(GIVEN TASK) Can you print every line of the entries below word for word, leaving out the pictures?

Entries from a data collection:
-------------------------
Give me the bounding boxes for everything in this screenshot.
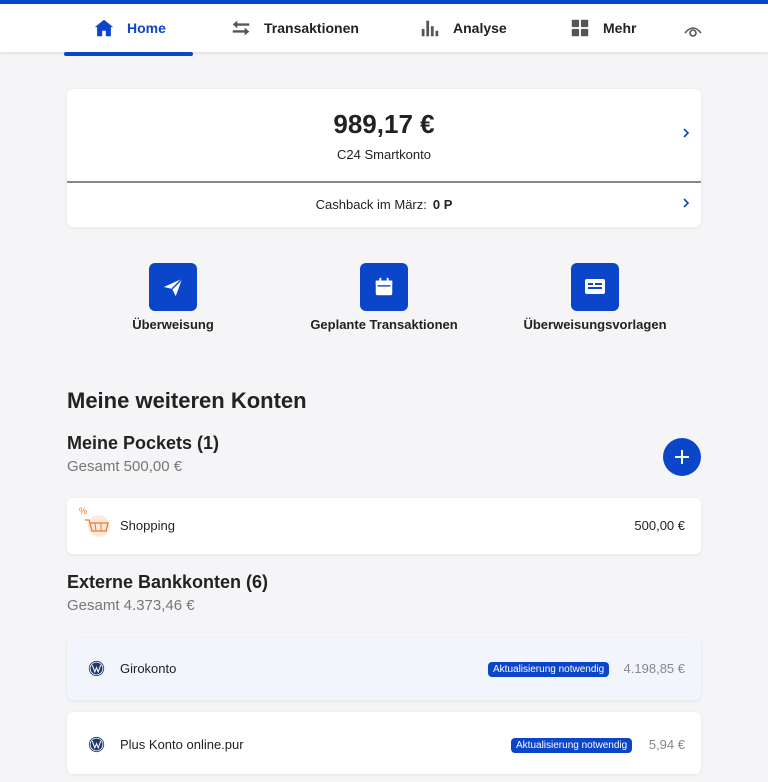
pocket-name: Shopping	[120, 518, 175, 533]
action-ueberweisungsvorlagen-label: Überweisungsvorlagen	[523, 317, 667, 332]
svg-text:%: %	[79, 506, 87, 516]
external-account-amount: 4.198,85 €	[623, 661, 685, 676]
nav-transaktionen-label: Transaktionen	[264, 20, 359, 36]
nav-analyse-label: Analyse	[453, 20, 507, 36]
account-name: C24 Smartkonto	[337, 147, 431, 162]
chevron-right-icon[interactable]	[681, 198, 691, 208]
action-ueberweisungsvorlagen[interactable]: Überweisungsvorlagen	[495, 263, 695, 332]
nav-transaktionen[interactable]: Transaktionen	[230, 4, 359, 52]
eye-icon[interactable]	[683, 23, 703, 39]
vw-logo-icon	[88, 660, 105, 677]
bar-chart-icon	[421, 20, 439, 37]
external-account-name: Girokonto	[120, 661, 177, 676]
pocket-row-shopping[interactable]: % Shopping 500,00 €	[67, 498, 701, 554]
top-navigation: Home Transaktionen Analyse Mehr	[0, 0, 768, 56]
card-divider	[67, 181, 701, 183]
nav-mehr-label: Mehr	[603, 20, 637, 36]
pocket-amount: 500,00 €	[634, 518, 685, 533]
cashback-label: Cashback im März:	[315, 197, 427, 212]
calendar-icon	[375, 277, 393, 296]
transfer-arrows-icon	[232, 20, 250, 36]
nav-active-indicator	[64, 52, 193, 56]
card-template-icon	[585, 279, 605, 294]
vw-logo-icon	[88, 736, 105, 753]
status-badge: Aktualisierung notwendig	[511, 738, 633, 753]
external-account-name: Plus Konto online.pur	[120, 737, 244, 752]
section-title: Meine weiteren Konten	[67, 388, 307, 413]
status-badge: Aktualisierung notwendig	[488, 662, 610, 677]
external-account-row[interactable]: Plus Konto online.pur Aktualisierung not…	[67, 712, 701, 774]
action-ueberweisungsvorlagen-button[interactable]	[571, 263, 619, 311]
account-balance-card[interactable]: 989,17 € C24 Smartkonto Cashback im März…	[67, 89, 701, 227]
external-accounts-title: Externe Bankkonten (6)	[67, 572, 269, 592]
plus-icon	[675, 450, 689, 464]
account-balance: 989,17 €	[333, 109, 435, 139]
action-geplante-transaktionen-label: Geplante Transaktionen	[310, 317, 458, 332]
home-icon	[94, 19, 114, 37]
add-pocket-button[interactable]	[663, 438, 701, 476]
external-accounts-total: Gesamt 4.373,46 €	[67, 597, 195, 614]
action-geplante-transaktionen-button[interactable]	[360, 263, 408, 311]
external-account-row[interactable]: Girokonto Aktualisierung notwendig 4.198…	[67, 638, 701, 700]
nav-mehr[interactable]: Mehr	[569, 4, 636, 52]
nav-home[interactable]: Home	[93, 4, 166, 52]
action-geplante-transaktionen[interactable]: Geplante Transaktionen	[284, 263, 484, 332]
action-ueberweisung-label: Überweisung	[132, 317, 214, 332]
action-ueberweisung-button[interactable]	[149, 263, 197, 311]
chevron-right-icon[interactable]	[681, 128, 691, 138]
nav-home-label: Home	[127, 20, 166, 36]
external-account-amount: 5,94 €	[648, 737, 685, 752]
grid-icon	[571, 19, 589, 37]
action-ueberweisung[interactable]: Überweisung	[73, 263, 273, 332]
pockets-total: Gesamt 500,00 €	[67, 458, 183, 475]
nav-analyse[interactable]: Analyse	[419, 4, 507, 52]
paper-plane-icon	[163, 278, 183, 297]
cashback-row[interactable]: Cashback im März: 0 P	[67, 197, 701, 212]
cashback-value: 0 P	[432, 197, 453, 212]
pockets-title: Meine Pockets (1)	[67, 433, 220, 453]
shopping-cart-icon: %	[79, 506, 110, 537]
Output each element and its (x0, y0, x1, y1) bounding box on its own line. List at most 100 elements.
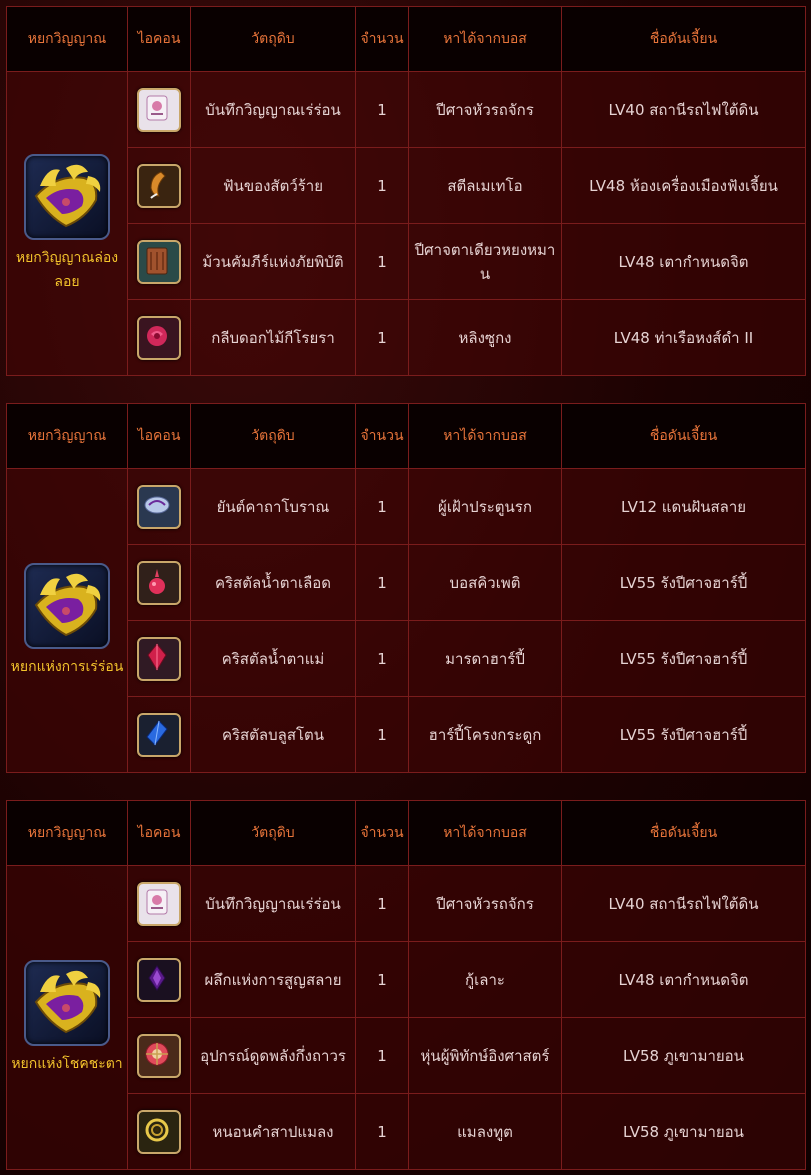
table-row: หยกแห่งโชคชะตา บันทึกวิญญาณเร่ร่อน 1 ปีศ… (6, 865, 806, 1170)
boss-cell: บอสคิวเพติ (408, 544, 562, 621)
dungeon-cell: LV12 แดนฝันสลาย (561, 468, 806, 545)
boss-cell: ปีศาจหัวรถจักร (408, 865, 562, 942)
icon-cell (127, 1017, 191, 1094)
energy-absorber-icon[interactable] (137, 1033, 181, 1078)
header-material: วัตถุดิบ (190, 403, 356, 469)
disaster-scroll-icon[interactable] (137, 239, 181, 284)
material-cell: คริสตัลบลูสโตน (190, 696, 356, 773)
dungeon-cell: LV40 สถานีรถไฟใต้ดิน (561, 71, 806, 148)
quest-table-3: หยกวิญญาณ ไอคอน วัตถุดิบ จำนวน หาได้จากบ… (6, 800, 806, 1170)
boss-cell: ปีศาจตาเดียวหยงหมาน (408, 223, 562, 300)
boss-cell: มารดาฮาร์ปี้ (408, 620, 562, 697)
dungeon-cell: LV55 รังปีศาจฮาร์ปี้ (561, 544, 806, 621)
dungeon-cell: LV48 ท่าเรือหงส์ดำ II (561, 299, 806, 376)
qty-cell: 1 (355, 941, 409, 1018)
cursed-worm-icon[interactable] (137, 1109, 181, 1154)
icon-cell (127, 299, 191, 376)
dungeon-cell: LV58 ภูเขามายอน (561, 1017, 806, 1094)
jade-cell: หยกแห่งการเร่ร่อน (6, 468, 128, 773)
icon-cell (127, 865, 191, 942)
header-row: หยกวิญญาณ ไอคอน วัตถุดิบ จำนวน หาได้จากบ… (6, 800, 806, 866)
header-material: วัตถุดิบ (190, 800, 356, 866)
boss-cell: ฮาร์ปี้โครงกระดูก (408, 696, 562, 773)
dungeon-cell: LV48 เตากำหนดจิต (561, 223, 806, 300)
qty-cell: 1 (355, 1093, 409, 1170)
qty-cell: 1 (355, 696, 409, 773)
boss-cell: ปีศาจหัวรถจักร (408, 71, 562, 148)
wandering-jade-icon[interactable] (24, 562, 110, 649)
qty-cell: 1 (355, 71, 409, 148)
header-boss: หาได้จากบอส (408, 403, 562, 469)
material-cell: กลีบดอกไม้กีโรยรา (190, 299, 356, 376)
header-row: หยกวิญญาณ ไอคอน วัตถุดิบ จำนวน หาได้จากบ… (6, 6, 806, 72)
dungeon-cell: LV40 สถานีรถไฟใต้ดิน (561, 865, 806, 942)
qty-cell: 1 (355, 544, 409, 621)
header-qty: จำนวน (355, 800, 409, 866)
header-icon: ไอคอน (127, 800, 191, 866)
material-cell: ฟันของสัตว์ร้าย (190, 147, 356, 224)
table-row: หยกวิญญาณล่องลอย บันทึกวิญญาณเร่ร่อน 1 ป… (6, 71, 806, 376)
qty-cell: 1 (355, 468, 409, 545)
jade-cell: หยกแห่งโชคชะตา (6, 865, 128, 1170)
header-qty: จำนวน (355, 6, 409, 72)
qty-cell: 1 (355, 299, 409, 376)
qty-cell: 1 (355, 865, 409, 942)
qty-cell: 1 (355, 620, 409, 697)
-------------------------
(RESULT FOR THIS EXERCISE)
Give me the bounding boxes for everything in this screenshot.
pocket-name: Shopping	[120, 518, 175, 533]
action-ueberweisungsvorlagen-label: Überweisungsvorlagen	[523, 317, 667, 332]
svg-text:%: %	[79, 506, 87, 516]
external-account-amount: 4.198,85 €	[623, 661, 685, 676]
nav-transaktionen-label: Transaktionen	[264, 20, 359, 36]
nav-analyse-label: Analyse	[453, 20, 507, 36]
account-name: C24 Smartkonto	[337, 147, 431, 162]
chevron-right-icon[interactable]	[681, 198, 691, 208]
action-ueberweisungsvorlagen[interactable]: Überweisungsvorlagen	[495, 263, 695, 332]
nav-transaktionen[interactable]: Transaktionen	[230, 4, 359, 52]
eye-icon[interactable]	[683, 23, 703, 39]
vw-logo-icon	[88, 660, 105, 677]
bar-chart-icon	[421, 20, 439, 37]
external-account-name: Girokonto	[120, 661, 177, 676]
pocket-row-shopping[interactable]: % Shopping 500,00 €	[67, 498, 701, 554]
top-navigation: Home Transaktionen Analyse Mehr	[0, 0, 768, 56]
card-divider	[67, 181, 701, 183]
nav-mehr-label: Mehr	[603, 20, 637, 36]
pocket-amount: 500,00 €	[634, 518, 685, 533]
cashback-label: Cashback im März:	[315, 197, 427, 212]
calendar-icon	[375, 277, 393, 296]
transfer-arrows-icon	[232, 20, 250, 36]
nav-active-indicator	[64, 52, 193, 56]
card-template-icon	[585, 279, 605, 294]
vw-logo-icon	[88, 736, 105, 753]
status-badge: Aktualisierung notwendig	[511, 738, 633, 753]
external-account-name: Plus Konto online.pur	[120, 737, 244, 752]
section-title: Meine weiteren Konten	[67, 388, 307, 413]
status-badge: Aktualisierung notwendig	[488, 662, 610, 677]
external-account-row[interactable]: Plus Konto online.pur Aktualisierung not…	[67, 712, 701, 774]
action-ueberweisungsvorlagen-button[interactable]	[571, 263, 619, 311]
account-balance-card[interactable]: 989,17 € C24 Smartkonto Cashback im März…	[67, 89, 701, 227]
external-accounts-title: Externe Bankkonten (6)	[67, 572, 269, 592]
plus-icon	[675, 450, 689, 464]
account-balance: 989,17 €	[333, 109, 435, 139]
action-geplante-transaktionen-label: Geplante Transaktionen	[310, 317, 458, 332]
home-icon	[94, 19, 114, 37]
add-pocket-button[interactable]	[663, 438, 701, 476]
external-accounts-total: Gesamt 4.373,46 €	[67, 597, 195, 614]
action-geplante-transaktionen-button[interactable]	[360, 263, 408, 311]
external-account-row[interactable]: Girokonto Aktualisierung notwendig 4.198…	[67, 638, 701, 700]
nav-mehr[interactable]: Mehr	[569, 4, 636, 52]
nav-home[interactable]: Home	[93, 4, 166, 52]
action-geplante-transaktionen[interactable]: Geplante Transaktionen	[284, 263, 484, 332]
action-ueberweisung-label: Überweisung	[132, 317, 214, 332]
action-ueberweisung-button[interactable]	[149, 263, 197, 311]
chevron-right-icon[interactable]	[681, 128, 691, 138]
nav-home-label: Home	[127, 20, 166, 36]
external-account-amount: 5,94 €	[648, 737, 685, 752]
grid-icon	[571, 19, 589, 37]
action-ueberweisung[interactable]: Überweisung	[73, 263, 273, 332]
pockets-total: Gesamt 500,00 €	[67, 458, 183, 475]
nav-analyse[interactable]: Analyse	[419, 4, 507, 52]
paper-plane-icon	[163, 278, 183, 297]
cashback-row[interactable]: Cashback im März: 0 P	[67, 197, 701, 212]
cashback-value: 0 P	[432, 197, 453, 212]
pockets-title: Meine Pockets (1)	[67, 433, 220, 453]
shopping-cart-icon: %	[79, 506, 110, 537]
Output each element and its (x0, y0, x1, y1) bounding box on its own line. List at most 100 elements.
table-row: หยกแห่งโชคชะตา บันทึกวิญญาณเร่ร่อน 1 ปีศ… (6, 865, 806, 1170)
boss-cell: บอสคิวเพติ (408, 544, 562, 621)
dungeon-cell: LV12 แดนฝันสลาย (561, 468, 806, 545)
boss-cell: ปีศาจหัวรถจักร (408, 865, 562, 942)
icon-cell (127, 1017, 191, 1094)
energy-absorber-icon[interactable] (137, 1033, 181, 1078)
header-material: วัตถุดิบ (190, 403, 356, 469)
disaster-scroll-icon[interactable] (137, 239, 181, 284)
material-cell: คริสตัลบลูสโตน (190, 696, 356, 773)
dungeon-cell: LV40 สถานีรถไฟใต้ดิน (561, 71, 806, 148)
quest-table-3: หยกวิญญาณ ไอคอน วัตถุดิบ จำนวน หาได้จากบ… (6, 800, 806, 1170)
boss-cell: ปีศาจตาเดียวหยงหมาน (408, 223, 562, 300)
boss-cell: มารดาฮาร์ปี้ (408, 620, 562, 697)
dungeon-cell: LV55 รังปีศาจฮาร์ปี้ (561, 544, 806, 621)
dungeon-cell: LV48 ท่าเรือหงส์ดำ II (561, 299, 806, 376)
qty-cell: 1 (355, 941, 409, 1018)
cursed-worm-icon[interactable] (137, 1109, 181, 1154)
icon-cell (127, 299, 191, 376)
dungeon-cell: LV58 ภูเขามายอน (561, 1017, 806, 1094)
jade-cell: หยกแห่งการเร่ร่อน (6, 468, 128, 773)
icon-cell (127, 865, 191, 942)
header-row: หยกวิญญาณ ไอคอน วัตถุดิบ จำนวน หาได้จากบ… (6, 800, 806, 866)
header-material: วัตถุดิบ (190, 800, 356, 866)
boss-cell: ฮาร์ปี้โครงกระดูก (408, 696, 562, 773)
dungeon-cell: LV48 เตากำหนดจิต (561, 223, 806, 300)
qty-cell: 1 (355, 1093, 409, 1170)
qty-cell: 1 (355, 696, 409, 773)
boss-cell: ปีศาจหัวรถจักร (408, 71, 562, 148)
wandering-jade-icon[interactable] (24, 562, 110, 649)
qty-cell: 1 (355, 71, 409, 148)
header-boss: หาได้จากบอส (408, 403, 562, 469)
material-cell: กลีบดอกไม้กีโรยรา (190, 299, 356, 376)
header-row: หยกวิญญาณ ไอคอน วัตถุดิบ จำนวน หาได้จากบ… (6, 6, 806, 72)
dungeon-cell: LV40 สถานีรถไฟใต้ดิน (561, 865, 806, 942)
qty-cell: 1 (355, 544, 409, 621)
header-qty: จำนวน (355, 800, 409, 866)
header-icon: ไอคอน (127, 800, 191, 866)
material-cell: ฟันของสัตว์ร้าย (190, 147, 356, 224)
table-row: หยกวิญญาณล่องลอย บันทึกวิญญาณเร่ร่อน 1 ป… (6, 71, 806, 376)
qty-cell: 1 (355, 468, 409, 545)
jade-cell: หยกแห่งโชคชะตา (6, 865, 128, 1170)
header-qty: จำนวน (355, 6, 409, 72)
qty-cell: 1 (355, 299, 409, 376)
qty-cell: 1 (355, 865, 409, 942)
qty-cell: 1 (355, 620, 409, 697)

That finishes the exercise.